■ What you will do:
Write the records out again exactly, leaving no images in.

■ Data provided:
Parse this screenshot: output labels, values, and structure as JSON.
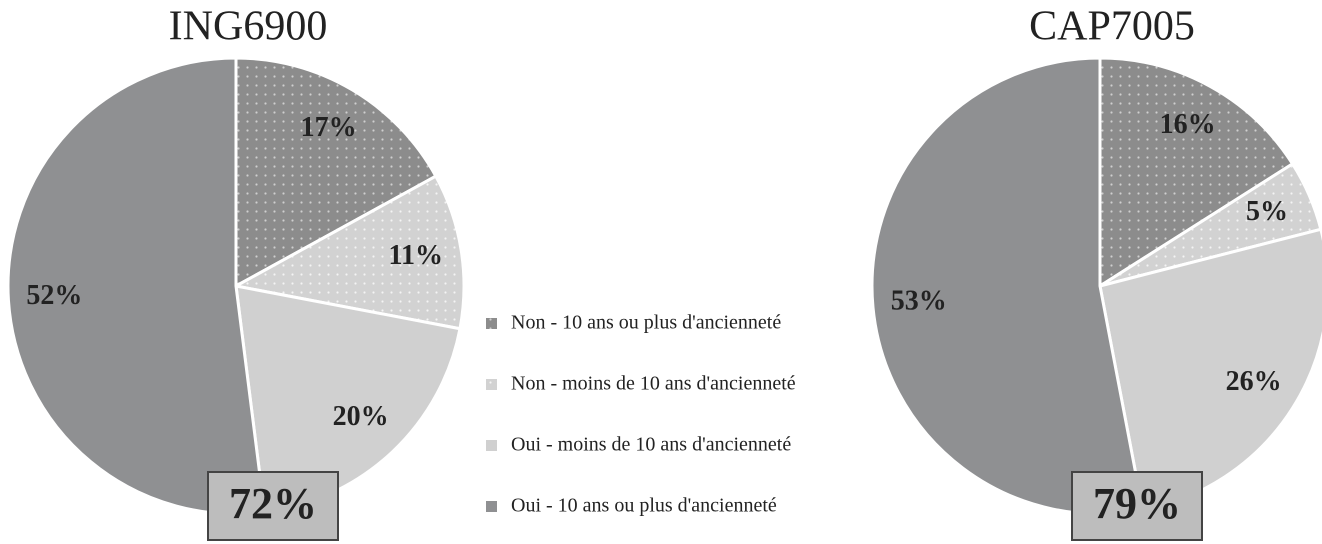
{
  "legend": {
    "labels": [
      "Non - 10 ans ou plus d'ancienneté",
      "Non - moins de 10 ans d'ancienneté",
      "Oui - moins de 10 ans d'ancienneté",
      "Oui - 10 ans ou plus d'ancienneté"
    ],
    "colors": [
      "#8c8c8c",
      "#d2d2d2",
      "#d0d0d0",
      "#8f9092"
    ],
    "patterned": [
      true,
      true,
      false,
      false
    ]
  },
  "chart_data": [
    {
      "type": "pie",
      "title": "ING6900",
      "values": [
        17,
        11,
        20,
        52
      ],
      "value_labels": [
        "17%",
        "11%",
        "20%",
        "52%"
      ],
      "annotation": "72%"
    },
    {
      "type": "pie",
      "title": "CAP7005",
      "values": [
        16,
        5,
        26,
        53
      ],
      "value_labels": [
        "16%",
        "5%",
        "26%",
        "53%"
      ],
      "annotation": "79%"
    }
  ]
}
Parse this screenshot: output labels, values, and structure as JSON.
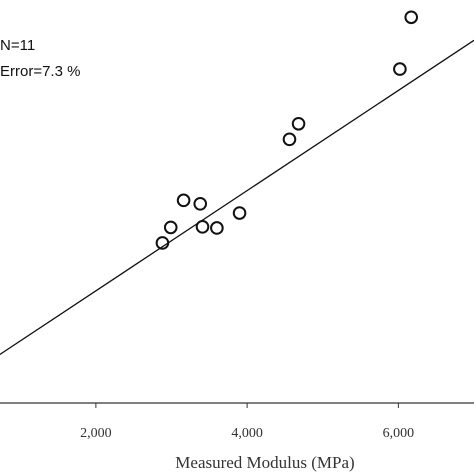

■ Result of the exercise:
Parse this screenshot: output labels, values, and structure as JSON.
{
  "legend": {
    "labels": [
      "Non - 10 ans ou plus d'ancienneté",
      "Non - moins de 10 ans d'ancienneté",
      "Oui - moins de 10 ans d'ancienneté",
      "Oui - 10 ans ou plus d'ancienneté"
    ],
    "colors": [
      "#8c8c8c",
      "#d2d2d2",
      "#d0d0d0",
      "#8f9092"
    ],
    "patterned": [
      true,
      true,
      false,
      false
    ]
  },
  "chart_data": [
    {
      "type": "pie",
      "title": "ING6900",
      "values": [
        17,
        11,
        20,
        52
      ],
      "value_labels": [
        "17%",
        "11%",
        "20%",
        "52%"
      ],
      "annotation": "72%"
    },
    {
      "type": "pie",
      "title": "CAP7005",
      "values": [
        16,
        5,
        26,
        53
      ],
      "value_labels": [
        "16%",
        "5%",
        "26%",
        "53%"
      ],
      "annotation": "79%"
    }
  ]
}
Parse this screenshot: output labels, values, and structure as JSON.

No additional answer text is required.